Page element notes

━━━━

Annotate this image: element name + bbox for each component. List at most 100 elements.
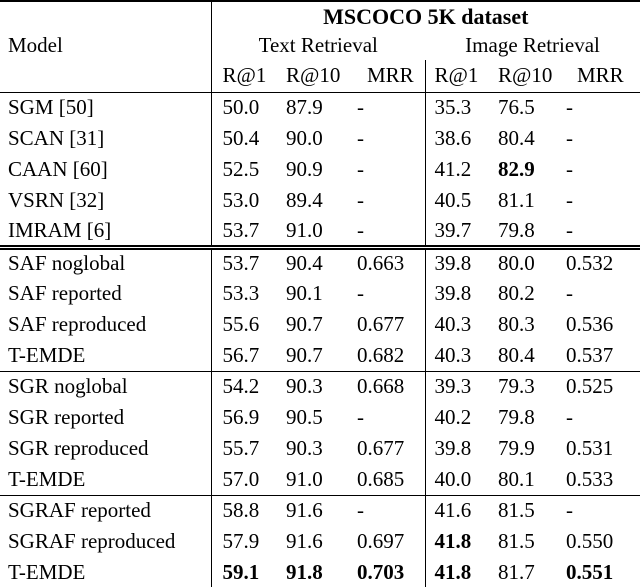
metric-value: 91.6 (286, 529, 323, 553)
metric-value: 90.7 (286, 312, 323, 336)
metric-header-text-mrr: MRR (355, 60, 425, 93)
metric-value: 41.6 (424, 495, 497, 526)
metric-value: 39.3 (424, 371, 497, 402)
metric-value: 57.0 (211, 464, 285, 496)
metric-value: 91.8 (286, 559, 323, 584)
metric-value: - (565, 216, 640, 250)
metric-value: 91.6 (286, 498, 323, 523)
metric-value: 54.2 (222, 374, 260, 399)
table-row: SGR reported 56.9 90.5 - 40.2 79.8 - (0, 402, 640, 433)
metric-value: - (566, 157, 573, 181)
model-name: SGR reported (0, 402, 212, 433)
metric-header-image-mrr: MRR (565, 60, 640, 93)
model-name: IMRAM [6] (0, 216, 212, 250)
metric-value: 90.3 (286, 374, 323, 399)
table-row: SGRAF reported 58.8 91.6 - 41.6 81.5 - (0, 495, 640, 526)
metric-value: 40.5 (424, 185, 497, 216)
metric-value: 40.0 (424, 464, 497, 496)
metric-value: 80.0 (498, 251, 535, 276)
metric-value: 80.4 (497, 340, 565, 372)
table-row: IMRAM [6] 53.7 91.0-39.7 79.8- (0, 216, 640, 250)
table-row: VSRN [32] 53.0 89.4 - 40.5 81.1 - (0, 185, 640, 216)
metric-value: - (357, 498, 364, 523)
model-name: T-EMDE (0, 557, 212, 587)
table-row: SGR reproduced 55.7 90.3 0.677 39.8 79.9 0.531 (0, 433, 640, 464)
metric-value: 53.7 (211, 216, 285, 250)
metric-value: 56.9 (222, 405, 260, 429)
metric-value: 0.533 (565, 464, 640, 496)
metric-header-image-r10: R@10 (497, 60, 565, 93)
metric-value: 39.8 (424, 433, 497, 464)
metric-value: - (355, 216, 425, 250)
metric-value: 0.677 (357, 312, 405, 336)
metric-value: - (566, 126, 573, 150)
metric-value: 81.7 (498, 559, 535, 584)
metric-value: - (357, 281, 364, 305)
metric-value: 38.6 (424, 123, 497, 154)
metric-value: 87.9 (286, 95, 323, 120)
model-name: SGRAF reported (0, 495, 212, 526)
metric-value: 55.6 (222, 312, 260, 336)
model-name: SGR reproduced (0, 433, 212, 464)
metric-header-text-r1: R@1 (211, 60, 285, 93)
metric-value: 0.668 (357, 374, 405, 399)
metric-value: 81.5 (498, 498, 535, 523)
metric-value: 55.7 (222, 436, 260, 460)
metric-value: - (357, 126, 364, 150)
metric-value: 35.3 (424, 92, 497, 123)
model-name: T-EMDE (0, 464, 212, 496)
metric-value: 0.663 (357, 251, 405, 276)
model-name: VSRN [32] (0, 185, 212, 216)
metric-value: 82.9 (498, 157, 535, 181)
metric-value: 80.3 (498, 312, 535, 336)
model-name: SAF noglobal (0, 247, 212, 278)
metric-value: 39.7 (424, 216, 497, 250)
metric-value: 79.8 (498, 405, 535, 429)
metric-value: 0.685 (355, 464, 425, 496)
metric-value: 41.2 (424, 154, 497, 185)
dataset-header: MSCOCO 5K dataset (323, 3, 529, 29)
metric-header-image-r1: R@1 (424, 60, 497, 93)
model-name: SGM [50] (0, 92, 212, 123)
metric-value: 0.703 (357, 559, 405, 584)
metric-value: - (357, 157, 364, 181)
group-header-row: Model Text Retrieval Image Retrieval (0, 31, 640, 60)
metric-value: - (357, 188, 364, 212)
metric-value: 52.5 (222, 157, 260, 181)
metric-value: 53.7 (222, 251, 260, 276)
metric-value: 0.536 (566, 312, 614, 336)
table-row: SCAN [31] 50.4 90.0 - 38.6 80.4 - (0, 123, 640, 154)
metric-value: - (566, 95, 573, 120)
metric-value: 53.0 (222, 188, 260, 212)
metric-value: 59.1 (222, 559, 260, 584)
metric-value: 80.4 (498, 126, 535, 150)
metric-value: - (357, 405, 364, 429)
model-column-header: Model (0, 31, 212, 60)
model-name: SGRAF reproduced (0, 526, 212, 557)
model-name: SAF reproduced (0, 309, 212, 340)
metric-value: - (357, 95, 364, 120)
metric-value: - (566, 405, 573, 429)
metric-value: - (566, 188, 573, 212)
table-row: T-EMDE 56.7 90.7 0.682 40.3 80.4 0.537 (0, 340, 640, 372)
metric-value: 90.3 (286, 436, 323, 460)
metric-value: 81.5 (498, 529, 535, 553)
model-column-spacer (0, 1, 212, 31)
table-row: T-EMDE 59.1 91.8 0.703 41.8 81.7 0.551 (0, 557, 640, 587)
metric-value: 0.551 (566, 559, 614, 584)
metric-value: - (566, 498, 573, 523)
metric-value: 39.8 (424, 247, 497, 278)
metric-value: 89.4 (286, 188, 323, 212)
dataset-header-row: MSCOCO 5K dataset (0, 1, 640, 31)
metric-value: 40.3 (424, 309, 497, 340)
metric-value: 40.3 (424, 340, 497, 372)
table-row: SGM [50] 50.0 87.9 - 35.3 76.5 - (0, 92, 640, 123)
metric-value: 91.0 (285, 216, 355, 250)
metric-value: 0.697 (357, 529, 405, 553)
group-header-text-retrieval: Text Retrieval (258, 33, 378, 57)
metric-value: 50.0 (222, 95, 260, 120)
model-name: SGR noglobal (0, 371, 212, 402)
metric-value: 0.525 (566, 374, 614, 399)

━━━━

Copy out word for word the rows from the line with "metric-value: 91.6 (286, 529, 323, 553)" to the line with "table-row: VSRN [32]".

**Written solution**
metric-value: 91.6 (286, 529, 323, 553)
metric-value: 90.7 (286, 312, 323, 336)
metric-header-text-mrr: MRR (355, 60, 425, 93)
metric-value: 41.6 (424, 495, 497, 526)
metric-value: 39.3 (424, 371, 497, 402)
metric-value: 57.0 (211, 464, 285, 496)
metric-value: 91.8 (286, 559, 323, 584)
metric-value: - (565, 216, 640, 250)
metric-value: 91.6 (286, 498, 323, 523)
metric-value: 54.2 (222, 374, 260, 399)
table-row: SGR reported 56.9 90.5 - 40.2 79.8 - (0, 402, 640, 433)
metric-value: - (566, 157, 573, 181)
model-name: SGR reported (0, 402, 212, 433)
metric-header-image-mrr: MRR (565, 60, 640, 93)
model-name: IMRAM [6] (0, 216, 212, 250)
metric-value: 90.3 (286, 374, 323, 399)
table-row: SGRAF reported 58.8 91.6 - 41.6 81.5 - (0, 495, 640, 526)
metric-value: 40.5 (424, 185, 497, 216)
metric-value: 40.0 (424, 464, 497, 496)
metric-value: 80.0 (498, 251, 535, 276)
metric-value: 80.4 (497, 340, 565, 372)
table-row: IMRAM [6] 53.7 91.0-39.7 79.8- (0, 216, 640, 250)
table-row: VSRN [32] 53.0 89.4 - 40.5 81.1 - (0, 185, 640, 216)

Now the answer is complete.